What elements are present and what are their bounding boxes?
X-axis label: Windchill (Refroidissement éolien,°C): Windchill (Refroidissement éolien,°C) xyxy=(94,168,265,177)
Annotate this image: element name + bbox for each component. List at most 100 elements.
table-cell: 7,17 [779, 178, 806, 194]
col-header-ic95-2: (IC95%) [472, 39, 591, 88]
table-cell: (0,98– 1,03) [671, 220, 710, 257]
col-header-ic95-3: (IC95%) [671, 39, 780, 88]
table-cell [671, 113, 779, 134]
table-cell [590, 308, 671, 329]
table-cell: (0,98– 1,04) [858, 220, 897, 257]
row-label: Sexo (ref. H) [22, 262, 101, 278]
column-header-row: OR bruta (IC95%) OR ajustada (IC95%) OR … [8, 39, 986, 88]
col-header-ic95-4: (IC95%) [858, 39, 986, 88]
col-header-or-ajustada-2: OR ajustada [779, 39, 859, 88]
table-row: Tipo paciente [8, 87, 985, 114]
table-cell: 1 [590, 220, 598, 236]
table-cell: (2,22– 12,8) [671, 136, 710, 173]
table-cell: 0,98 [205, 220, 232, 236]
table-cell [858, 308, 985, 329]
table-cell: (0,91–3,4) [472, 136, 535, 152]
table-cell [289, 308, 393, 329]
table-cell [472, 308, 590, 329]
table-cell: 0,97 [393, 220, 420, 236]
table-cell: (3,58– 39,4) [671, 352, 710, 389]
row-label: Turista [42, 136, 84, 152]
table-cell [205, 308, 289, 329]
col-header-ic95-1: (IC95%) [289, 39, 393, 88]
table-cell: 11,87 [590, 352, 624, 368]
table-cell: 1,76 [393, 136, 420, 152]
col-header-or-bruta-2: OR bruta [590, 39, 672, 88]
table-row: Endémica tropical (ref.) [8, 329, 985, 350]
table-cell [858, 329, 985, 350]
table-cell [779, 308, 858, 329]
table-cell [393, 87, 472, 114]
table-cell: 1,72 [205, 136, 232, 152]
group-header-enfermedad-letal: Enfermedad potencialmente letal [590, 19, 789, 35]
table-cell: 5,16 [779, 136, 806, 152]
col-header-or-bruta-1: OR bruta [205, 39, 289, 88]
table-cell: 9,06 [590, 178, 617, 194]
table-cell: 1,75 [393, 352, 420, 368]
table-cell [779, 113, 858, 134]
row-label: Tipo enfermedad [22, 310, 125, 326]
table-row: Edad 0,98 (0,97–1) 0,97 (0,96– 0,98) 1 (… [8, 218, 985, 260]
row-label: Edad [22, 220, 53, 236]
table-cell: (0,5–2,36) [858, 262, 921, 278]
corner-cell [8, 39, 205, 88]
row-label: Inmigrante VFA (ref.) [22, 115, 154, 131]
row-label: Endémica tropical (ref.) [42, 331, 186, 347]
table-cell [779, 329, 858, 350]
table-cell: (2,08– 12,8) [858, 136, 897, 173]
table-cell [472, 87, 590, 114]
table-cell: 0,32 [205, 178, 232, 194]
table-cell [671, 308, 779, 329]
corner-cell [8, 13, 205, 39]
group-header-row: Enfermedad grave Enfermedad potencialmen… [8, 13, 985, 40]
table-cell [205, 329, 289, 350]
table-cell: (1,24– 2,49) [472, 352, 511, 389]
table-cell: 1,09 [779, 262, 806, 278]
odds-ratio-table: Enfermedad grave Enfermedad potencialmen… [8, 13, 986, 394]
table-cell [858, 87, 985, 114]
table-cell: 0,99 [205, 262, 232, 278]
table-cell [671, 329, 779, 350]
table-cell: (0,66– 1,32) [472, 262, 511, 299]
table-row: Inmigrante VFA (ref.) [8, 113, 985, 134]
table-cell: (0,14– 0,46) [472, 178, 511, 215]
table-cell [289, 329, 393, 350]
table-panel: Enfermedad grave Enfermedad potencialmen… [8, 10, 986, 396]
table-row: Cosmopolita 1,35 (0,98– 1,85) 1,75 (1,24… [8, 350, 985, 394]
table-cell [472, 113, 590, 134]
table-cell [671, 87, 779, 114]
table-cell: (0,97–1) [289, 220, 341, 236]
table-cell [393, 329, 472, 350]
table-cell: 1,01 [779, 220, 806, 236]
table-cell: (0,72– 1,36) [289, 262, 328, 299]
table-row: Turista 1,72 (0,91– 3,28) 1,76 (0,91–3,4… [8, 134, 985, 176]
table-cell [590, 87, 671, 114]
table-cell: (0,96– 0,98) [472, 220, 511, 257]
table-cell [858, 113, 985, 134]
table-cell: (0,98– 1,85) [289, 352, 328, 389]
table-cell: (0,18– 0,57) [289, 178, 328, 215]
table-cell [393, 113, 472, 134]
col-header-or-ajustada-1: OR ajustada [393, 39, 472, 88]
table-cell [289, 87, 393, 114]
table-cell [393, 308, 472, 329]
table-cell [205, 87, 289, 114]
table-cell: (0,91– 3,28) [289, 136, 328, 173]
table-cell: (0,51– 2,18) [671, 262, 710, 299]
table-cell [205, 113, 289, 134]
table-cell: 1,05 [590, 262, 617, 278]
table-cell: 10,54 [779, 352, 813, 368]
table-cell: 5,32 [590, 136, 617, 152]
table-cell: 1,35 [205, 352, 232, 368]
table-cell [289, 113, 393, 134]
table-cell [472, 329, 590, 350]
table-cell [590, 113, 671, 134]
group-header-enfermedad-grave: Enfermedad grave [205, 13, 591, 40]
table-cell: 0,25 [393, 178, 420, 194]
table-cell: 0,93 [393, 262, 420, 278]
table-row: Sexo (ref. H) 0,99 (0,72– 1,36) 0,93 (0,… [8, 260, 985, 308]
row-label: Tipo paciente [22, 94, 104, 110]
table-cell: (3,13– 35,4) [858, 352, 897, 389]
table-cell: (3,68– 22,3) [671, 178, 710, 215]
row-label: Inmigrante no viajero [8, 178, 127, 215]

•••••

Task brief —
Return every line of the items above that contains the string "group".

Result for this exercise —
group-header-enfermedad-letal: Enfermedad potencialmente letal [590, 19, 789, 35]
group-header-row: Enfermedad grave Enfermedad potencialmen… [8, 13, 985, 40]
group-header-enfermedad-grave: Enfermedad grave [205, 13, 591, 40]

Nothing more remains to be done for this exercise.